Given instruction: Write out each record again exactly as it stands.

Given records:

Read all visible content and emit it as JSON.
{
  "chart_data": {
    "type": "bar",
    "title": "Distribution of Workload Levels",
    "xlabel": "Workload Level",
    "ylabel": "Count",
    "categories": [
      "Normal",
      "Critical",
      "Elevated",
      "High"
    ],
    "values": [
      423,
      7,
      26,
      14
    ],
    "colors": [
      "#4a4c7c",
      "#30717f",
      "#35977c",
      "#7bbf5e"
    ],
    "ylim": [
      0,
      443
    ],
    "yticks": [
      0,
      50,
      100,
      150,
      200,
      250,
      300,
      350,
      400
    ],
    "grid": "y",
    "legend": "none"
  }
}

Result:
Read all visible content and emit it as JSON.
{
  "chart_data": {
    "type": "bar",
    "title": "Distribution of Workload Levels",
    "xlabel": "Workload Level",
    "ylabel": "Count",
    "categories": [
      "Normal",
      "Critical",
      "Elevated",
      "High"
    ],
    "values": [
      423,
      7,
      26,
      14
    ],
    "colors": [
      "#4a4c7c",
      "#30717f",
      "#35977c",
      "#7bbf5e"
    ],
    "ylim": [
      0,
      443
    ],
    "yticks": [
      0,
      50,
      100,
      150,
      200,
      250,
      300,
      350,
      400
    ],
    "grid": "y",
    "legend": "none"
  }
}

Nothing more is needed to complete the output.